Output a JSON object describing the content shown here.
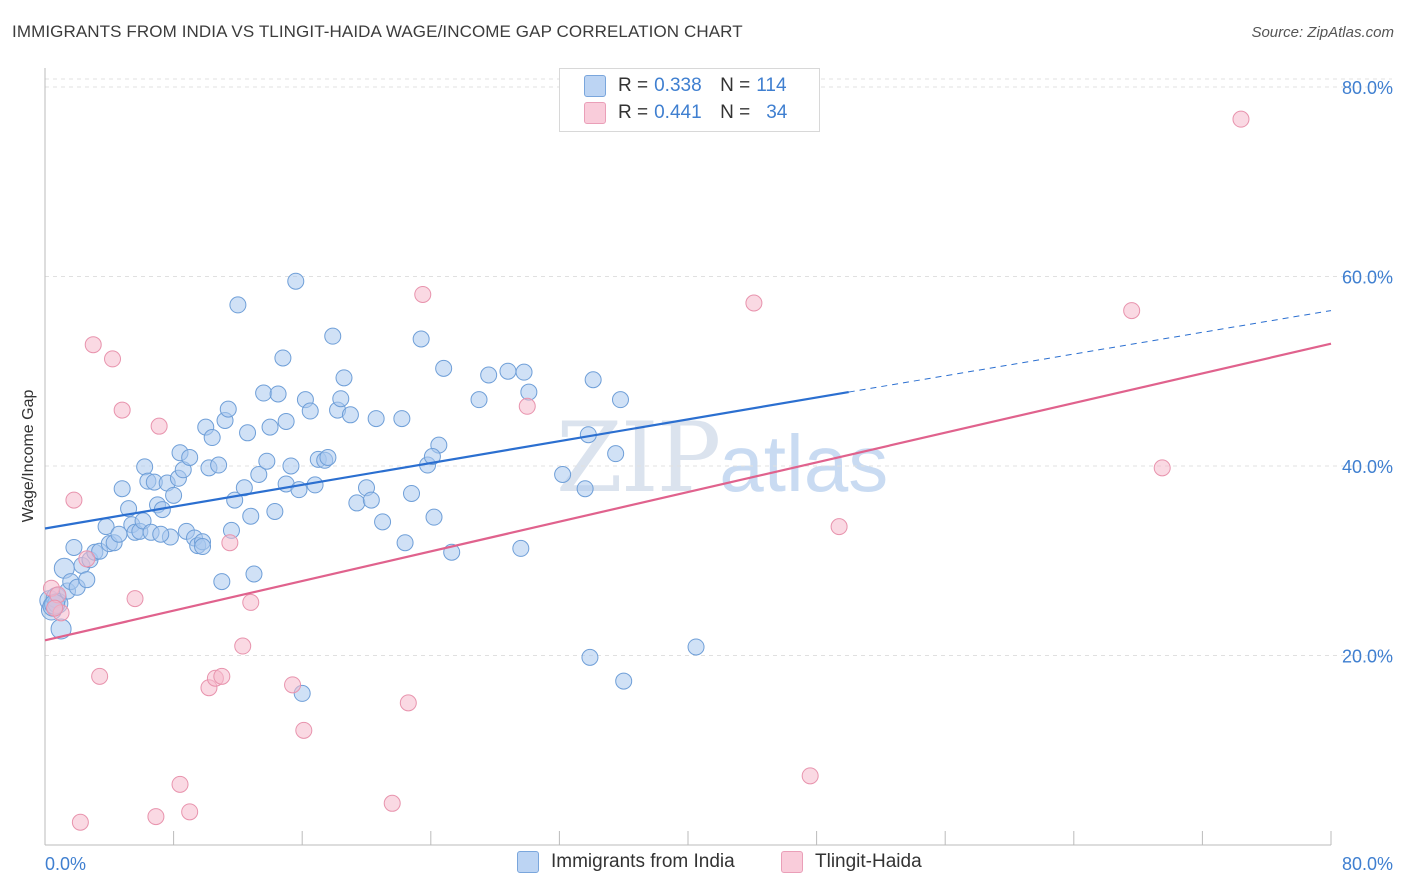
{
  "title": "IMMIGRANTS FROM INDIA VS TLINGIT-HAIDA WAGE/INCOME GAP CORRELATION CHART",
  "source": "Source: ZipAtlas.com",
  "watermark": {
    "zip": "ZIP",
    "atlas": "atlas"
  },
  "colors": {
    "blue_fill": "#a9c8ef",
    "blue_stroke": "#6f9fd8",
    "blue_line": "#2b6fd0",
    "pink_fill": "#f6b9cc",
    "pink_stroke": "#e893ad",
    "pink_line": "#e0628d",
    "tick_label": "#3f7fd0",
    "grid": "#e0e0e0"
  },
  "legend": {
    "rows": [
      {
        "r_label": "R =",
        "r_value": "0.338",
        "n_label": "N =",
        "n_value": "114"
      },
      {
        "r_label": "R =",
        "r_value": "0.441",
        "n_label": "N =",
        "n_value": "34"
      }
    ]
  },
  "bottom_legend": {
    "series1": "Immigrants from India",
    "series2": "Tlingit-Haida"
  },
  "chart_data": {
    "type": "scatter",
    "title": "IMMIGRANTS FROM INDIA VS TLINGIT-HAIDA WAGE/INCOME GAP CORRELATION CHART",
    "xlabel": "",
    "ylabel": "Wage/Income Gap",
    "xlim": [
      0,
      80
    ],
    "ylim": [
      0,
      82
    ],
    "x_tick_labels": [
      "0.0%",
      "80.0%"
    ],
    "y_ticks": [
      20,
      40,
      60,
      80
    ],
    "y_tick_labels": [
      "20.0%",
      "40.0%",
      "60.0%",
      "80.0%"
    ],
    "series": [
      {
        "name": "Immigrants from India",
        "R": 0.338,
        "N": 114,
        "trend": {
          "x0": 0,
          "y0": 33.4,
          "x1": 50,
          "y1": 47.8,
          "dashed_to_x": 80,
          "dashed_to_y": 56.4
        },
        "points": [
          [
            0.3,
            25.8
          ],
          [
            0.4,
            24.8
          ],
          [
            0.5,
            25.2
          ],
          [
            0.7,
            26.1
          ],
          [
            0.8,
            25.5
          ],
          [
            1.0,
            22.8
          ],
          [
            1.2,
            29.2
          ],
          [
            1.4,
            26.8
          ],
          [
            1.6,
            27.8
          ],
          [
            1.8,
            31.4
          ],
          [
            2.0,
            27.2
          ],
          [
            2.3,
            29.5
          ],
          [
            2.6,
            28.0
          ],
          [
            2.8,
            30.1
          ],
          [
            3.1,
            30.9
          ],
          [
            3.4,
            31.0
          ],
          [
            3.8,
            33.6
          ],
          [
            4.0,
            31.8
          ],
          [
            4.3,
            31.9
          ],
          [
            4.6,
            32.8
          ],
          [
            4.8,
            37.6
          ],
          [
            5.2,
            35.5
          ],
          [
            5.4,
            33.8
          ],
          [
            5.6,
            33.0
          ],
          [
            5.9,
            33.1
          ],
          [
            6.1,
            34.2
          ],
          [
            6.2,
            39.9
          ],
          [
            6.4,
            38.4
          ],
          [
            6.6,
            33.0
          ],
          [
            6.8,
            38.3
          ],
          [
            7.0,
            35.9
          ],
          [
            7.3,
            35.4
          ],
          [
            7.6,
            38.2
          ],
          [
            7.8,
            32.5
          ],
          [
            8.0,
            36.9
          ],
          [
            8.3,
            38.7
          ],
          [
            8.4,
            41.4
          ],
          [
            8.6,
            39.6
          ],
          [
            8.8,
            33.1
          ],
          [
            9.0,
            40.9
          ],
          [
            9.3,
            32.4
          ],
          [
            9.5,
            31.6
          ],
          [
            9.8,
            32.0
          ],
          [
            10.0,
            44.1
          ],
          [
            10.2,
            39.8
          ],
          [
            10.4,
            43.0
          ],
          [
            10.8,
            40.1
          ],
          [
            11.0,
            27.8
          ],
          [
            11.2,
            44.8
          ],
          [
            11.4,
            46.0
          ],
          [
            11.6,
            33.2
          ],
          [
            11.8,
            36.4
          ],
          [
            12.0,
            57.0
          ],
          [
            12.4,
            37.7
          ],
          [
            12.6,
            43.5
          ],
          [
            12.8,
            34.7
          ],
          [
            13.0,
            28.6
          ],
          [
            13.3,
            39.1
          ],
          [
            13.6,
            47.7
          ],
          [
            13.8,
            40.5
          ],
          [
            14.0,
            44.1
          ],
          [
            14.3,
            35.2
          ],
          [
            14.5,
            47.6
          ],
          [
            14.8,
            51.4
          ],
          [
            15.0,
            38.1
          ],
          [
            15.3,
            40.0
          ],
          [
            15.6,
            59.5
          ],
          [
            15.8,
            37.5
          ],
          [
            16.0,
            16.0
          ],
          [
            16.2,
            47.0
          ],
          [
            16.5,
            45.8
          ],
          [
            16.8,
            38.0
          ],
          [
            17.0,
            40.7
          ],
          [
            17.4,
            40.6
          ],
          [
            17.6,
            40.9
          ],
          [
            17.9,
            53.7
          ],
          [
            18.2,
            45.9
          ],
          [
            18.4,
            47.1
          ],
          [
            18.6,
            49.3
          ],
          [
            19.0,
            45.4
          ],
          [
            19.4,
            36.1
          ],
          [
            20.0,
            37.7
          ],
          [
            20.3,
            36.4
          ],
          [
            20.6,
            45.0
          ],
          [
            21.0,
            34.1
          ],
          [
            22.2,
            45.0
          ],
          [
            22.4,
            31.9
          ],
          [
            22.8,
            37.1
          ],
          [
            23.4,
            53.4
          ],
          [
            23.8,
            40.1
          ],
          [
            24.2,
            34.6
          ],
          [
            24.5,
            42.2
          ],
          [
            24.8,
            50.3
          ],
          [
            25.3,
            30.9
          ],
          [
            27.0,
            47.0
          ],
          [
            27.6,
            49.6
          ],
          [
            28.8,
            50.0
          ],
          [
            29.6,
            31.3
          ],
          [
            29.8,
            49.9
          ],
          [
            30.1,
            47.8
          ],
          [
            32.2,
            39.1
          ],
          [
            33.9,
            19.8
          ],
          [
            33.6,
            37.6
          ],
          [
            33.8,
            43.3
          ],
          [
            34.1,
            49.1
          ],
          [
            35.5,
            41.3
          ],
          [
            35.8,
            47.0
          ],
          [
            36.0,
            17.3
          ],
          [
            40.5,
            20.9
          ],
          [
            0.6,
            25.4
          ],
          [
            9.8,
            31.5
          ],
          [
            7.2,
            32.8
          ],
          [
            15.0,
            44.7
          ],
          [
            24.1,
            41.0
          ]
        ]
      },
      {
        "name": "Tlingit-Haida",
        "R": 0.441,
        "N": 34,
        "trend": {
          "x0": 0,
          "y0": 21.6,
          "x1": 80,
          "y1": 52.9
        },
        "points": [
          [
            0.4,
            27.1
          ],
          [
            0.8,
            26.4
          ],
          [
            1.0,
            24.5
          ],
          [
            1.8,
            36.4
          ],
          [
            2.2,
            2.4
          ],
          [
            2.6,
            30.2
          ],
          [
            3.0,
            52.8
          ],
          [
            3.4,
            17.8
          ],
          [
            4.2,
            51.3
          ],
          [
            4.8,
            45.9
          ],
          [
            5.6,
            26.0
          ],
          [
            6.9,
            3.0
          ],
          [
            7.1,
            44.2
          ],
          [
            8.4,
            6.4
          ],
          [
            9.0,
            3.5
          ],
          [
            10.2,
            16.6
          ],
          [
            10.6,
            17.6
          ],
          [
            11.0,
            17.8
          ],
          [
            11.5,
            31.9
          ],
          [
            12.3,
            21.0
          ],
          [
            12.8,
            25.6
          ],
          [
            15.4,
            16.9
          ],
          [
            16.1,
            12.1
          ],
          [
            21.6,
            4.4
          ],
          [
            22.6,
            15.0
          ],
          [
            23.5,
            58.1
          ],
          [
            30.0,
            46.3
          ],
          [
            44.1,
            57.2
          ],
          [
            47.6,
            7.3
          ],
          [
            49.4,
            33.6
          ],
          [
            67.6,
            56.4
          ],
          [
            69.5,
            39.8
          ],
          [
            74.4,
            76.6
          ],
          [
            0.6,
            25.0
          ]
        ]
      }
    ]
  }
}
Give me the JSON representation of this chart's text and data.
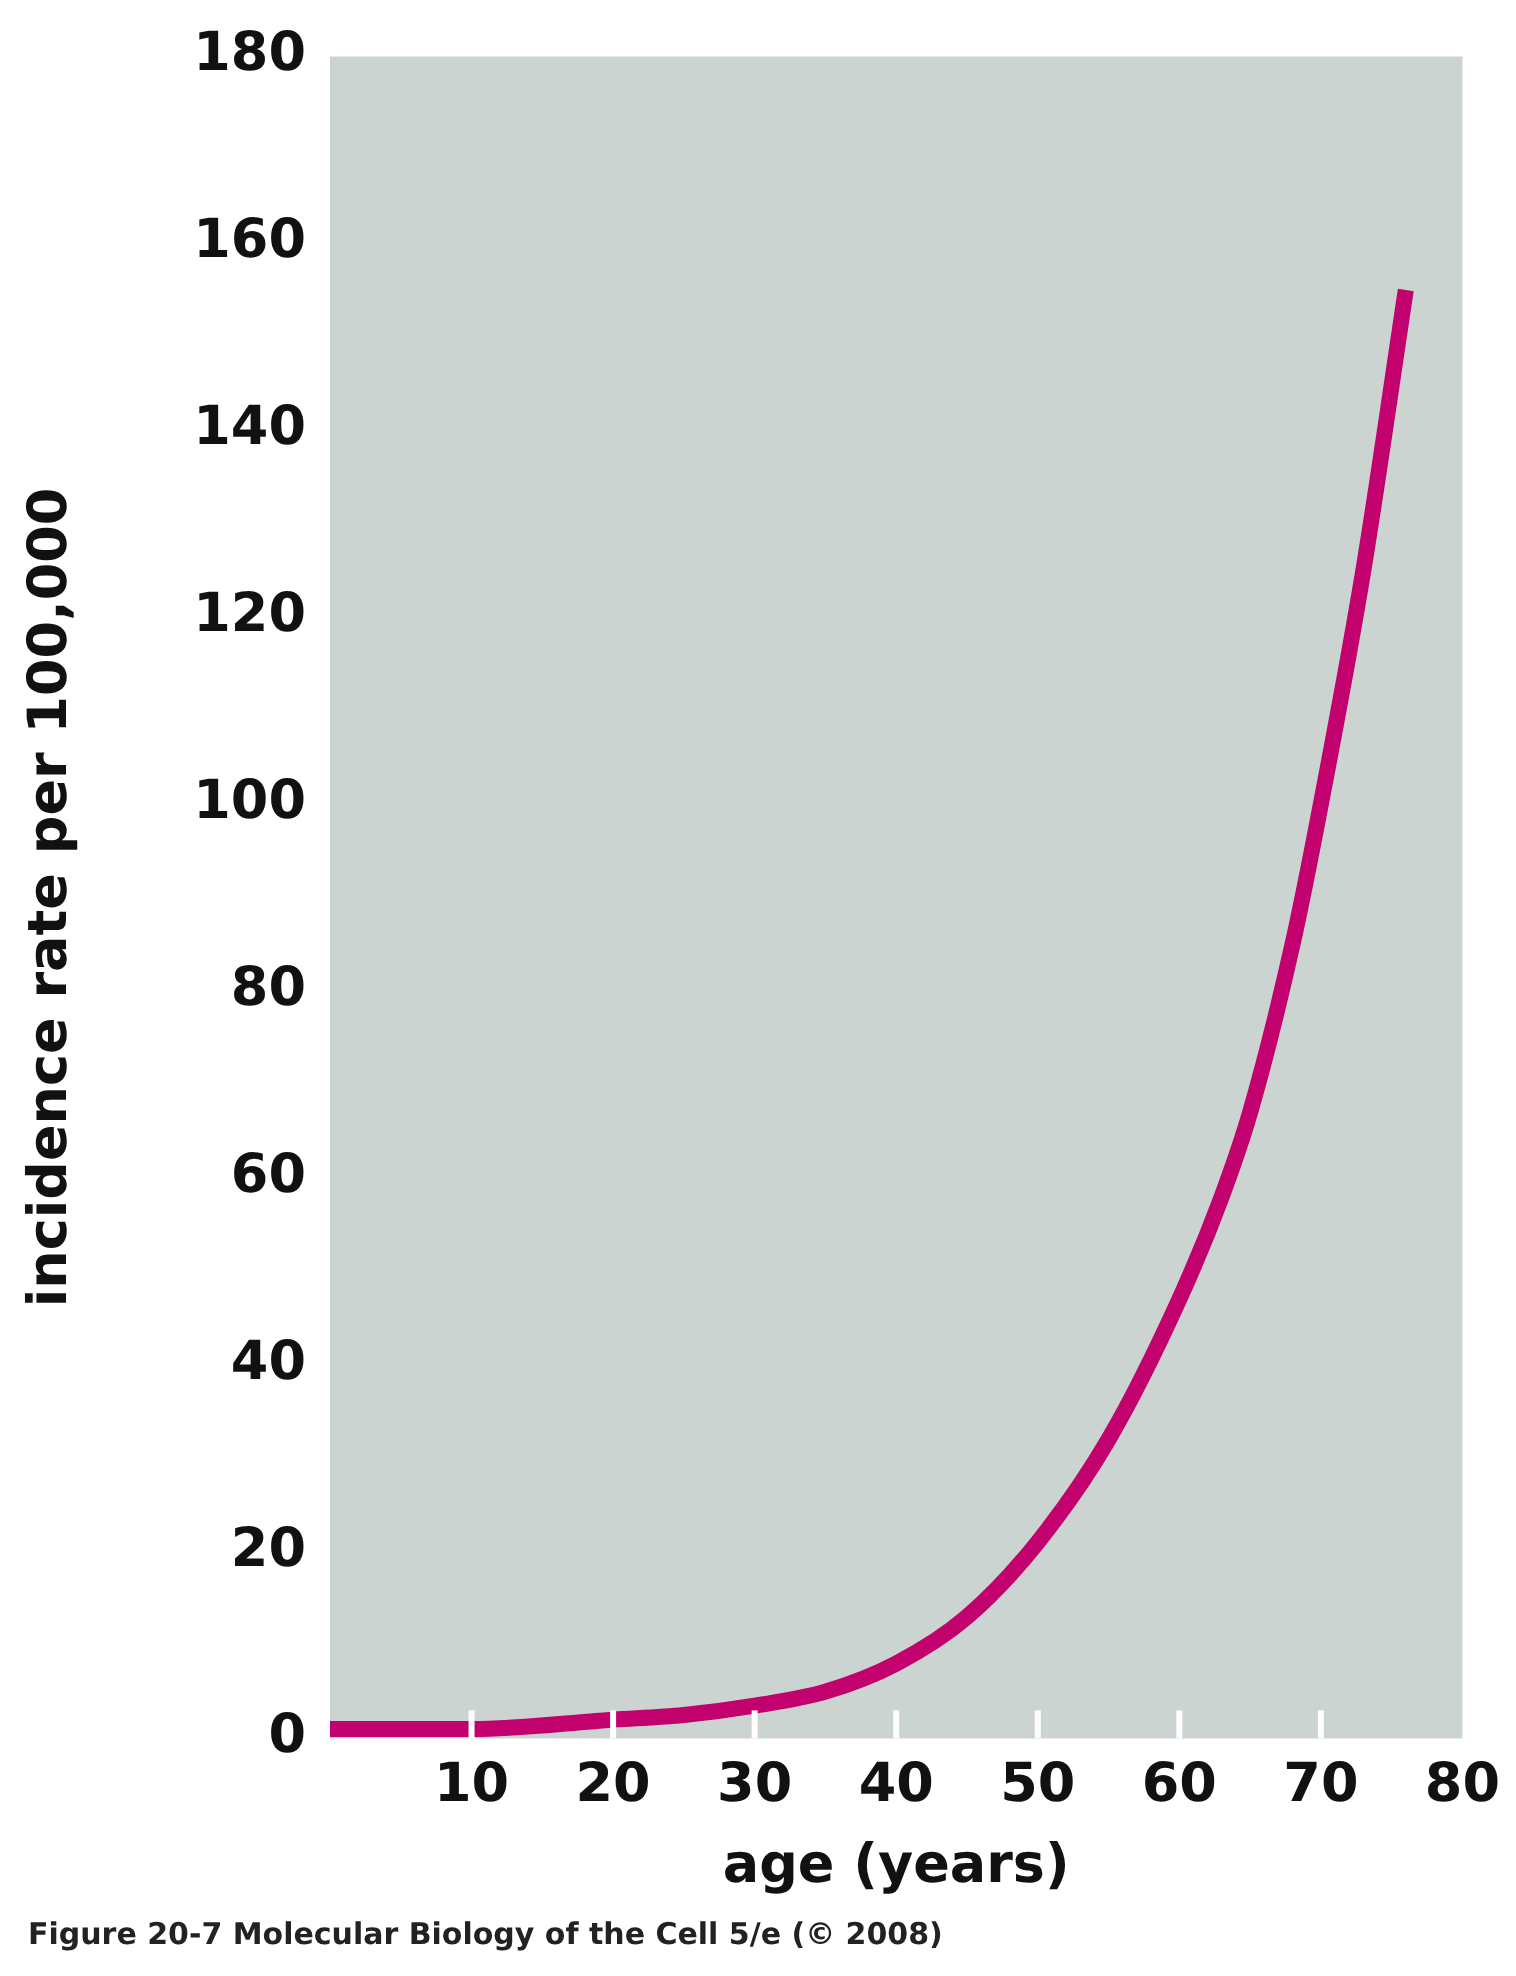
{
  "chart_data": {
    "type": "line",
    "xlabel": "age (years)",
    "ylabel": "incidence rate per 100,000",
    "annotations": [
      "Figure 20-7 Molecular Biology of the Cell 5/e (© 2008)"
    ],
    "x": [
      0,
      10,
      20,
      25,
      30,
      35,
      40,
      45,
      50,
      55,
      60,
      63,
      65,
      68,
      70,
      73,
      76
    ],
    "series": [
      {
        "color": "#c2006e",
        "values": [
          1,
          1,
          2,
          2.5,
          3.5,
          5,
          8,
          13,
          21,
          32,
          47,
          58,
          67,
          85,
          100,
          125,
          155
        ]
      }
    ],
    "xlim": [
      0,
      80
    ],
    "xticks": [
      10,
      20,
      30,
      40,
      50,
      60,
      70,
      80
    ],
    "ylim": [
      0,
      180
    ],
    "yticks": [
      0,
      20,
      40,
      60,
      80,
      100,
      120,
      140,
      160,
      180
    ],
    "grid": false,
    "legend": false,
    "marker": "none",
    "line_style": "solid"
  }
}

###

**Given request**
Omit the pictures, and please restate word for word the lines running from the line with "Give me the" to the end of the entries.

**Solved exercise**
Give me the JSON representation of this chart's text and data.
{
  "chart_data": {
    "type": "line",
    "xlabel": "age (years)",
    "ylabel": "incidence rate per 100,000",
    "annotations": [
      "Figure 20-7 Molecular Biology of the Cell 5/e (© 2008)"
    ],
    "x": [
      0,
      10,
      20,
      25,
      30,
      35,
      40,
      45,
      50,
      55,
      60,
      63,
      65,
      68,
      70,
      73,
      76
    ],
    "series": [
      {
        "color": "#c2006e",
        "values": [
          1,
          1,
          2,
          2.5,
          3.5,
          5,
          8,
          13,
          21,
          32,
          47,
          58,
          67,
          85,
          100,
          125,
          155
        ]
      }
    ],
    "xlim": [
      0,
      80
    ],
    "xticks": [
      10,
      20,
      30,
      40,
      50,
      60,
      70,
      80
    ],
    "ylim": [
      0,
      180
    ],
    "yticks": [
      0,
      20,
      40,
      60,
      80,
      100,
      120,
      140,
      160,
      180
    ],
    "grid": false,
    "legend": false,
    "marker": "none",
    "line_style": "solid"
  }
}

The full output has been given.